The request
Gather the lines below that include the string "thermal", copying each in full.
□ □ □
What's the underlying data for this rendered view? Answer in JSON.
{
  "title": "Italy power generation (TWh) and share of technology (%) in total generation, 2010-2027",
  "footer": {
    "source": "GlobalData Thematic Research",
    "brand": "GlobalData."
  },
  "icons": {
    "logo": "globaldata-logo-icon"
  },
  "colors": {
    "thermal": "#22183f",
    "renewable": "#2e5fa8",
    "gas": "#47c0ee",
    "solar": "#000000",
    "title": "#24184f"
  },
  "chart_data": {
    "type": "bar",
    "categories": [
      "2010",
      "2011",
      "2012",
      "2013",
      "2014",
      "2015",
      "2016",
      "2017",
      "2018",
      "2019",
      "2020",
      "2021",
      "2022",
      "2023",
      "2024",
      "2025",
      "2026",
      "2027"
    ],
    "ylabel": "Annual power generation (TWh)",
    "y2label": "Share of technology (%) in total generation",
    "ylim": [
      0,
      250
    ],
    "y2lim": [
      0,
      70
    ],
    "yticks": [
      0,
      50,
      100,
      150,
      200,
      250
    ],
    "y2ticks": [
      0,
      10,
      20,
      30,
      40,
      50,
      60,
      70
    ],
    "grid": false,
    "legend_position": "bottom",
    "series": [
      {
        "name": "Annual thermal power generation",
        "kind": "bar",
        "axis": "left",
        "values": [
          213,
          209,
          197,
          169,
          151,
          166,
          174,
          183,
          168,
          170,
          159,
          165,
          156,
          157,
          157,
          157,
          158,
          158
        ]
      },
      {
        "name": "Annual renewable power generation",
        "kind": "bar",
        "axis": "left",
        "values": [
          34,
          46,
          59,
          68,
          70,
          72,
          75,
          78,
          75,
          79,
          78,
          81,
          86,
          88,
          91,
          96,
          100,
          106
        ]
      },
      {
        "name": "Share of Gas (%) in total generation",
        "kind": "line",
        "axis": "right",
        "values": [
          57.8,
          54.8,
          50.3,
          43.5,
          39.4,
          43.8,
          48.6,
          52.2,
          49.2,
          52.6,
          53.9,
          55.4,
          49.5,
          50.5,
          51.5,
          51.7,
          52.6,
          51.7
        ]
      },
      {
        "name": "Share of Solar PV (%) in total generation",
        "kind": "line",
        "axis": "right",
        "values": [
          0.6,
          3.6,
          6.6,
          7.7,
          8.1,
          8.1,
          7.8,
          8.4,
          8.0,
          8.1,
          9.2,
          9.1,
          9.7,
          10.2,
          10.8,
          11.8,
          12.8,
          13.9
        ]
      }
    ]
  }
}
□ □ □
Response to this task
    "thermal": "#22183f",
        "name": "Annual thermal power generation",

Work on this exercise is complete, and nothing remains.